SUPPLIED MATERIAL:
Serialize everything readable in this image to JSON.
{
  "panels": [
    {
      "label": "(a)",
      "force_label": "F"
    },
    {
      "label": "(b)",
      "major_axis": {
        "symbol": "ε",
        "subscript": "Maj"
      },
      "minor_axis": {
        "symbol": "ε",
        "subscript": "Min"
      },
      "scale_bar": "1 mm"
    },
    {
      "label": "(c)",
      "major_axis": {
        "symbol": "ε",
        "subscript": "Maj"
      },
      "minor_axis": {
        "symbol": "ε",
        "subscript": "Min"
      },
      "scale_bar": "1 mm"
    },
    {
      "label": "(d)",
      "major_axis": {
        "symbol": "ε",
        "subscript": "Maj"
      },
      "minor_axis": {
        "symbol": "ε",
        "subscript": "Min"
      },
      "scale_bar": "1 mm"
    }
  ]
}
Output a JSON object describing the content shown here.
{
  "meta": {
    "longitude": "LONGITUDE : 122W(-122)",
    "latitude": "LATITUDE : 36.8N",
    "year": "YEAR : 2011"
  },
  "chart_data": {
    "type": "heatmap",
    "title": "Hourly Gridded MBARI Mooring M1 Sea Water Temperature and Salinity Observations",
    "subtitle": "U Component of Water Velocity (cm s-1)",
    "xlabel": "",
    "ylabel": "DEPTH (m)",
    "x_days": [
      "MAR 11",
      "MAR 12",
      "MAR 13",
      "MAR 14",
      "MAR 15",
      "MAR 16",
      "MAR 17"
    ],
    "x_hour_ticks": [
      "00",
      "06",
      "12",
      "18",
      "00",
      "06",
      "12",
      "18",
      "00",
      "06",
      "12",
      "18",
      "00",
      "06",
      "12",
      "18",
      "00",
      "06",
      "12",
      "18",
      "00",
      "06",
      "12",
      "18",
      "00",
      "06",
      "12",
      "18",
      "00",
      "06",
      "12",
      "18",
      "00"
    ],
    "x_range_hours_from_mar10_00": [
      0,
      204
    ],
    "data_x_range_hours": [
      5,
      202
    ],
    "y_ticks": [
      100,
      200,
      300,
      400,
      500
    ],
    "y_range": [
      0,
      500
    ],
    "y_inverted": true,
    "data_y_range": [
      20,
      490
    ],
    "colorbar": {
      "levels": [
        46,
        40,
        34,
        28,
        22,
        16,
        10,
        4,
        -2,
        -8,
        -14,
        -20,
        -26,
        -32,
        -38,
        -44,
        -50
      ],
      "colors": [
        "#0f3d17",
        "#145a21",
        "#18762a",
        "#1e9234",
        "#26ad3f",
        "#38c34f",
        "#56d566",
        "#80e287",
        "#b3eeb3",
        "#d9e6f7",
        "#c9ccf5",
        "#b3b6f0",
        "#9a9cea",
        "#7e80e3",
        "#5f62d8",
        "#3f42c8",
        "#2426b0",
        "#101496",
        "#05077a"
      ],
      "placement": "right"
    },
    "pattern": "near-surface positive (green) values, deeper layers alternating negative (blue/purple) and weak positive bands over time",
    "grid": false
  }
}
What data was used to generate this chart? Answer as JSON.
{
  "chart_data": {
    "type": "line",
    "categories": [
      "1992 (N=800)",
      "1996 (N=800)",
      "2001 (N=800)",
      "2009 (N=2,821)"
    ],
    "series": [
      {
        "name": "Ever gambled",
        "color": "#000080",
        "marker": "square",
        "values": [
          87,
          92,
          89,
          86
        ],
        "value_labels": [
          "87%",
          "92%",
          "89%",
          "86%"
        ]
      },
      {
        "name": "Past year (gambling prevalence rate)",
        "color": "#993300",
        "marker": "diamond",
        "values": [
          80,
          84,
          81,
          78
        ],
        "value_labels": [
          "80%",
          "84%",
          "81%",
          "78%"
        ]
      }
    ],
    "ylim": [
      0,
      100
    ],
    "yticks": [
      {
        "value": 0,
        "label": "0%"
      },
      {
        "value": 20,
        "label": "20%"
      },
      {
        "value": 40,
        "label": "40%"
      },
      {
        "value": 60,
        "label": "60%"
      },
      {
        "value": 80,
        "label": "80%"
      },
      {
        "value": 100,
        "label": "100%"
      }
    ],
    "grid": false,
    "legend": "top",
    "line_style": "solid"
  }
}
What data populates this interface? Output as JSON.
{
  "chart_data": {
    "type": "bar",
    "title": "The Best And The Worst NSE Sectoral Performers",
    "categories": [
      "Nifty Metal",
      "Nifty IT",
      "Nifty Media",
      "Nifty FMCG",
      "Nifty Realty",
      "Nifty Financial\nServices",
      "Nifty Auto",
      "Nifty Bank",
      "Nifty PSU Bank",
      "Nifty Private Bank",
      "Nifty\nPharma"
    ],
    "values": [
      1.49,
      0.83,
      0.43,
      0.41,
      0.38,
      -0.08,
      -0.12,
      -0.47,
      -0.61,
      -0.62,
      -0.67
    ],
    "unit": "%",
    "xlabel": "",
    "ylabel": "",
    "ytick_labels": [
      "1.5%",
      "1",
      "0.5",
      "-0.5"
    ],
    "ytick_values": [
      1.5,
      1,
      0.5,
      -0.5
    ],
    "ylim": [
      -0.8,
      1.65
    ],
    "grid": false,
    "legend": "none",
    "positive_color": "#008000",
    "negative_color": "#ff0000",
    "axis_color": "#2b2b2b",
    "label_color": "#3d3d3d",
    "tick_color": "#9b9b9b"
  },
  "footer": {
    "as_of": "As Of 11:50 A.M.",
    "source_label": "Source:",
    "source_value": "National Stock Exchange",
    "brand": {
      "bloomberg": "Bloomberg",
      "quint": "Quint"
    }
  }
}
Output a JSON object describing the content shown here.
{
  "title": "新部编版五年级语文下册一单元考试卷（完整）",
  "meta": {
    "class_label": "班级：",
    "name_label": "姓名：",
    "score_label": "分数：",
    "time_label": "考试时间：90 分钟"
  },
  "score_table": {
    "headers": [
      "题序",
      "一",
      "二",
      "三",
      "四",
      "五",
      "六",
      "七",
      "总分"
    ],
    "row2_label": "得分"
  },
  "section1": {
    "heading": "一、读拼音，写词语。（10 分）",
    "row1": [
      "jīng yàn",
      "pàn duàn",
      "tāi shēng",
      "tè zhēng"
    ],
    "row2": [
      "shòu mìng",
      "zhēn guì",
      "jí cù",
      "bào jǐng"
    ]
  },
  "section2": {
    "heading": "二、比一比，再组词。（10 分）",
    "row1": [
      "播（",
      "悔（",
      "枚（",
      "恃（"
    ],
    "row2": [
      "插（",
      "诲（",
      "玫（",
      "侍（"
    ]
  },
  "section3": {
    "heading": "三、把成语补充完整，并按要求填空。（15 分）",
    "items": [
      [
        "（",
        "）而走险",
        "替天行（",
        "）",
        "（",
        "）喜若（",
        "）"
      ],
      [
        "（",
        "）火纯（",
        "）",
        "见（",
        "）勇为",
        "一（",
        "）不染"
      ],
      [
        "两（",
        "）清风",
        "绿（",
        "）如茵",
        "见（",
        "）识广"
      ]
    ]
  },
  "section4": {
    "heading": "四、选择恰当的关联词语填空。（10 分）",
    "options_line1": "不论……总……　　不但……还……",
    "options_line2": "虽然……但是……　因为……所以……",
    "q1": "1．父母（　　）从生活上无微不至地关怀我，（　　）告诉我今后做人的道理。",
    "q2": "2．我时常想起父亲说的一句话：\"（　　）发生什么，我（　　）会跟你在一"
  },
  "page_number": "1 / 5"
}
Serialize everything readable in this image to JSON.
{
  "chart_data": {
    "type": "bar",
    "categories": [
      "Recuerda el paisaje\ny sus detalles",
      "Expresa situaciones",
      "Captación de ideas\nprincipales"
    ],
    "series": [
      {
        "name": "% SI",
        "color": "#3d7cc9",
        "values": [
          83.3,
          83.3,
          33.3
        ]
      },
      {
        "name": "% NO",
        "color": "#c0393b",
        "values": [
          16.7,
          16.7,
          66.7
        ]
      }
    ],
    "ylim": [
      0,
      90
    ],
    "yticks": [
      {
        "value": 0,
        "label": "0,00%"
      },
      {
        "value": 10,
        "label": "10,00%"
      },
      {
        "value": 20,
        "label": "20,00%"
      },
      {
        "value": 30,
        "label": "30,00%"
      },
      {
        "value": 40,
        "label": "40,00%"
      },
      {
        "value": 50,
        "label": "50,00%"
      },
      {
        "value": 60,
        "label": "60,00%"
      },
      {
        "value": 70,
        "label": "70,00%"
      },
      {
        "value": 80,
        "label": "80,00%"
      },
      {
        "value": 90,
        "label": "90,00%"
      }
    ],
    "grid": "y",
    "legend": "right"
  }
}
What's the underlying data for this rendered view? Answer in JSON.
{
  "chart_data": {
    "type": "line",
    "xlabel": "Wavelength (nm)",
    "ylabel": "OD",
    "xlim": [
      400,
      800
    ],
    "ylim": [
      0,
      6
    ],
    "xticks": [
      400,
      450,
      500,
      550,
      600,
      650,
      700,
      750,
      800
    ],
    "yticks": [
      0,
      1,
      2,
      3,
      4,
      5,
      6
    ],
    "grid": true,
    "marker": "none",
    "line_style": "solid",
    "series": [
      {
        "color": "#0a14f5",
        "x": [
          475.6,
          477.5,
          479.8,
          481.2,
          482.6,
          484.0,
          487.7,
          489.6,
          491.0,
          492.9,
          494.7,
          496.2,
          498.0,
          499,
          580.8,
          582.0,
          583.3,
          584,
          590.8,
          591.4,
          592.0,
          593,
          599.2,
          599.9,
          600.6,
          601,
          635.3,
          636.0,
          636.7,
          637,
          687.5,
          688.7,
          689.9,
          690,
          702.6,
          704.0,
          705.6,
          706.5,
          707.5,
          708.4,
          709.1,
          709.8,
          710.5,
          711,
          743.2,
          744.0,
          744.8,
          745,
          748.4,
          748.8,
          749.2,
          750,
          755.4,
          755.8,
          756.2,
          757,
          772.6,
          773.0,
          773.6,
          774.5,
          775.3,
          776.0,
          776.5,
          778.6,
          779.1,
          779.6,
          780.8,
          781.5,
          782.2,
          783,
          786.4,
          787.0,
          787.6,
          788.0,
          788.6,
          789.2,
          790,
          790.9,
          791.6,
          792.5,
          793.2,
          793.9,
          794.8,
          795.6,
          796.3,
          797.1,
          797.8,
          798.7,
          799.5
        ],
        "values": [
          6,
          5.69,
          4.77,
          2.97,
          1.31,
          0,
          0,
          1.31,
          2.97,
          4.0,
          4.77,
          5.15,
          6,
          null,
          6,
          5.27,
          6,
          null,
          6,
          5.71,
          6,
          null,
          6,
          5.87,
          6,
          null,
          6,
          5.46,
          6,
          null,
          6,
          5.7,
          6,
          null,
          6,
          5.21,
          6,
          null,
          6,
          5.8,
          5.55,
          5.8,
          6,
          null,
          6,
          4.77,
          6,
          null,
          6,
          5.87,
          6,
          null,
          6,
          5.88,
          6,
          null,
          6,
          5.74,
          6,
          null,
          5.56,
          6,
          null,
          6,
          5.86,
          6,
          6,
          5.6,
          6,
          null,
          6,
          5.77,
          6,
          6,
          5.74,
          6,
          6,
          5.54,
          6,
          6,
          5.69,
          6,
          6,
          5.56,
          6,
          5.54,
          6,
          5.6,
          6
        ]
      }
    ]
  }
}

TASK TO CARRY OUT: Extract every line of the records above that contains the word "this".

WRITTEN ANSWER:
Serialize everything readable in this image to JSON.
What data was used to generate this chart? Answer as JSON.
What data populates this interface? Output as JSON.
Serialize everything readable in this image to JSON.
What's the underlying data for this rendered view? Answer in JSON.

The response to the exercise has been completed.